[Task details] Leave out the pictures and copy everything else in the entries exactly.

(Extracts from a graphics dataset)
* begin *

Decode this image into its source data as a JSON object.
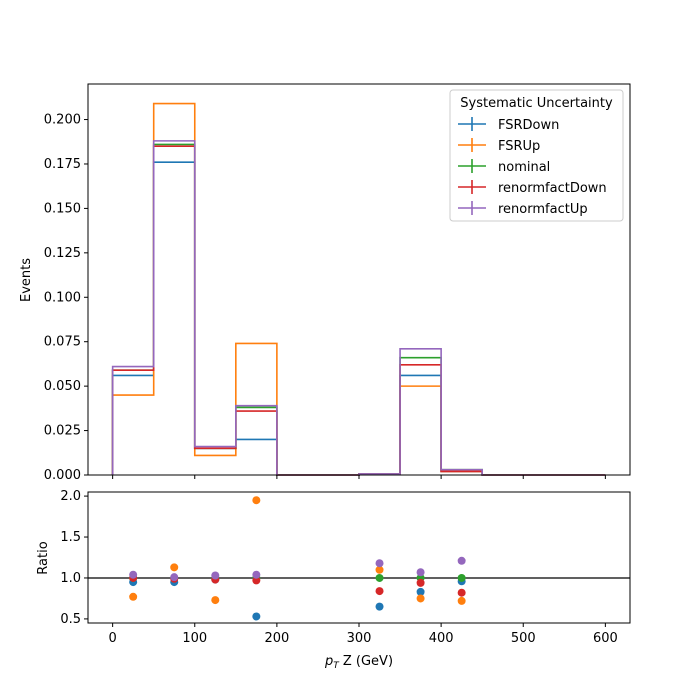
{
  "chart_data": [
    {
      "type": "step",
      "xlabel": "",
      "ylabel": "Events",
      "xlim": [
        -30,
        630
      ],
      "ylim": [
        0,
        0.22
      ],
      "yticks": [
        "0.000",
        "0.025",
        "0.050",
        "0.075",
        "0.100",
        "0.125",
        "0.150",
        "0.175",
        "0.200"
      ],
      "bin_edges": [
        0,
        50,
        100,
        150,
        200,
        250,
        300,
        350,
        400,
        450,
        500,
        550,
        600
      ],
      "legend": {
        "title": "Systematic Uncertainty",
        "placement": "top-right"
      },
      "series": [
        {
          "name": "FSRDown",
          "color": "#1f77b4",
          "values": [
            0.056,
            0.176,
            0.015,
            0.02,
            0.0,
            0.0,
            0.0005,
            0.056,
            0.002,
            0.0,
            0.0,
            0.0
          ]
        },
        {
          "name": "FSRUp",
          "color": "#ff7f0e",
          "values": [
            0.045,
            0.209,
            0.011,
            0.074,
            0.0,
            0.0,
            0.0005,
            0.05,
            0.002,
            0.0,
            0.0,
            0.0
          ]
        },
        {
          "name": "nominal",
          "color": "#2ca02c",
          "values": [
            0.059,
            0.186,
            0.015,
            0.038,
            0.0,
            0.0,
            0.0005,
            0.066,
            0.003,
            0.0,
            0.0,
            0.0
          ]
        },
        {
          "name": "renormfactDown",
          "color": "#d62728",
          "values": [
            0.059,
            0.185,
            0.015,
            0.036,
            0.0,
            0.0,
            0.0005,
            0.062,
            0.002,
            0.0,
            0.0,
            0.0
          ]
        },
        {
          "name": "renormfactUp",
          "color": "#9467bd",
          "values": [
            0.061,
            0.188,
            0.016,
            0.039,
            0.0,
            0.0,
            0.0006,
            0.071,
            0.003,
            0.0,
            0.0,
            0.0
          ]
        }
      ]
    },
    {
      "type": "scatter",
      "xlabel": "p_T Z (GeV)",
      "xlabel_main": "p",
      "xlabel_sub": "T",
      "xlabel_rest": " Z (GeV)",
      "ylabel": "Ratio",
      "xlim": [
        -30,
        630
      ],
      "ylim": [
        0.45,
        2.05
      ],
      "xticks": [
        "0",
        "100",
        "200",
        "300",
        "400",
        "500",
        "600"
      ],
      "yticks": [
        "0.5",
        "1.0",
        "1.5",
        "2.0"
      ],
      "reference_line": 1.0,
      "x": [
        25,
        75,
        125,
        175,
        325,
        375,
        425
      ],
      "series": [
        {
          "name": "FSRDown",
          "color": "#1f77b4",
          "values": [
            0.95,
            0.95,
            0.98,
            0.53,
            0.65,
            0.83,
            0.96
          ]
        },
        {
          "name": "FSRUp",
          "color": "#ff7f0e",
          "values": [
            0.77,
            1.13,
            0.73,
            1.95,
            1.1,
            0.75,
            0.72
          ]
        },
        {
          "name": "nominal",
          "color": "#2ca02c",
          "values": [
            1.0,
            1.0,
            1.0,
            1.0,
            1.0,
            1.0,
            1.0
          ]
        },
        {
          "name": "renormfactDown",
          "color": "#d62728",
          "values": [
            1.0,
            0.99,
            0.98,
            0.97,
            0.84,
            0.94,
            0.82
          ]
        },
        {
          "name": "renormfactUp",
          "color": "#9467bd",
          "values": [
            1.04,
            1.01,
            1.03,
            1.04,
            1.18,
            1.07,
            1.21
          ]
        }
      ]
    }
  ]
}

* end *

[Output for this exercise]
Decode this image into its source data as a JSON object.
{
  "chart_data": [
    {
      "type": "step",
      "xlabel": "",
      "ylabel": "Events",
      "xlim": [
        -30,
        630
      ],
      "ylim": [
        0,
        0.22
      ],
      "yticks": [
        "0.000",
        "0.025",
        "0.050",
        "0.075",
        "0.100",
        "0.125",
        "0.150",
        "0.175",
        "0.200"
      ],
      "bin_edges": [
        0,
        50,
        100,
        150,
        200,
        250,
        300,
        350,
        400,
        450,
        500,
        550,
        600
      ],
      "legend": {
        "title": "Systematic Uncertainty",
        "placement": "top-right"
      },
      "series": [
        {
          "name": "FSRDown",
          "color": "#1f77b4",
          "values": [
            0.056,
            0.176,
            0.015,
            0.02,
            0.0,
            0.0,
            0.0005,
            0.056,
            0.002,
            0.0,
            0.0,
            0.0
          ]
        },
        {
          "name": "FSRUp",
          "color": "#ff7f0e",
          "values": [
            0.045,
            0.209,
            0.011,
            0.074,
            0.0,
            0.0,
            0.0005,
            0.05,
            0.002,
            0.0,
            0.0,
            0.0
          ]
        },
        {
          "name": "nominal",
          "color": "#2ca02c",
          "values": [
            0.059,
            0.186,
            0.015,
            0.038,
            0.0,
            0.0,
            0.0005,
            0.066,
            0.003,
            0.0,
            0.0,
            0.0
          ]
        },
        {
          "name": "renormfactDown",
          "color": "#d62728",
          "values": [
            0.059,
            0.185,
            0.015,
            0.036,
            0.0,
            0.0,
            0.0005,
            0.062,
            0.002,
            0.0,
            0.0,
            0.0
          ]
        },
        {
          "name": "renormfactUp",
          "color": "#9467bd",
          "values": [
            0.061,
            0.188,
            0.016,
            0.039,
            0.0,
            0.0,
            0.0006,
            0.071,
            0.003,
            0.0,
            0.0,
            0.0
          ]
        }
      ]
    },
    {
      "type": "scatter",
      "xlabel": "p_T Z (GeV)",
      "xlabel_main": "p",
      "xlabel_sub": "T",
      "xlabel_rest": " Z (GeV)",
      "ylabel": "Ratio",
      "xlim": [
        -30,
        630
      ],
      "ylim": [
        0.45,
        2.05
      ],
      "xticks": [
        "0",
        "100",
        "200",
        "300",
        "400",
        "500",
        "600"
      ],
      "yticks": [
        "0.5",
        "1.0",
        "1.5",
        "2.0"
      ],
      "reference_line": 1.0,
      "x": [
        25,
        75,
        125,
        175,
        325,
        375,
        425
      ],
      "series": [
        {
          "name": "FSRDown",
          "color": "#1f77b4",
          "values": [
            0.95,
            0.95,
            0.98,
            0.53,
            0.65,
            0.83,
            0.96
          ]
        },
        {
          "name": "FSRUp",
          "color": "#ff7f0e",
          "values": [
            0.77,
            1.13,
            0.73,
            1.95,
            1.1,
            0.75,
            0.72
          ]
        },
        {
          "name": "nominal",
          "color": "#2ca02c",
          "values": [
            1.0,
            1.0,
            1.0,
            1.0,
            1.0,
            1.0,
            1.0
          ]
        },
        {
          "name": "renormfactDown",
          "color": "#d62728",
          "values": [
            1.0,
            0.99,
            0.98,
            0.97,
            0.84,
            0.94,
            0.82
          ]
        },
        {
          "name": "renormfactUp",
          "color": "#9467bd",
          "values": [
            1.04,
            1.01,
            1.03,
            1.04,
            1.18,
            1.07,
            1.21
          ]
        }
      ]
    }
  ]
}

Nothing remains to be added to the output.